→ What to do
Output the material beneath exactly, leaving nothing out.

→ Data for processing
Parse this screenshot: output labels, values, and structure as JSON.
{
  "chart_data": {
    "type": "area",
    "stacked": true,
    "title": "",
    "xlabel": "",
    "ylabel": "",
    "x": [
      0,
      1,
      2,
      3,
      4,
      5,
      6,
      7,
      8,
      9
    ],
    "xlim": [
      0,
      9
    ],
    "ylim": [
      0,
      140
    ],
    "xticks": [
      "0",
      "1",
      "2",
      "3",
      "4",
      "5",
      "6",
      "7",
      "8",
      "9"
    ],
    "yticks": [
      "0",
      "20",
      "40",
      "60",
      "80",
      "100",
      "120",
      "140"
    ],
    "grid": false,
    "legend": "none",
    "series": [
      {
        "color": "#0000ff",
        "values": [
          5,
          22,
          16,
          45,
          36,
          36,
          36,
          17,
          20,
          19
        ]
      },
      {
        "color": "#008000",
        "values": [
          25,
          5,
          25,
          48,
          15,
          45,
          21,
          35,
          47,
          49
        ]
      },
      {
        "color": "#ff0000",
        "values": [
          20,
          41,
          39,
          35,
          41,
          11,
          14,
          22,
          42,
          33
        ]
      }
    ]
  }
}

→ Output below
Parse this screenshot: output labels, values, and structure as JSON.
{
  "chart_data": {
    "type": "area",
    "stacked": true,
    "title": "",
    "xlabel": "",
    "ylabel": "",
    "x": [
      0,
      1,
      2,
      3,
      4,
      5,
      6,
      7,
      8,
      9
    ],
    "xlim": [
      0,
      9
    ],
    "ylim": [
      0,
      140
    ],
    "xticks": [
      "0",
      "1",
      "2",
      "3",
      "4",
      "5",
      "6",
      "7",
      "8",
      "9"
    ],
    "yticks": [
      "0",
      "20",
      "40",
      "60",
      "80",
      "100",
      "120",
      "140"
    ],
    "grid": false,
    "legend": "none",
    "series": [
      {
        "color": "#0000ff",
        "values": [
          5,
          22,
          16,
          45,
          36,
          36,
          36,
          17,
          20,
          19
        ]
      },
      {
        "color": "#008000",
        "values": [
          25,
          5,
          25,
          48,
          15,
          45,
          21,
          35,
          47,
          49
        ]
      },
      {
        "color": "#ff0000",
        "values": [
          20,
          41,
          39,
          35,
          41,
          11,
          14,
          22,
          42,
          33
        ]
      }
    ]
  }
}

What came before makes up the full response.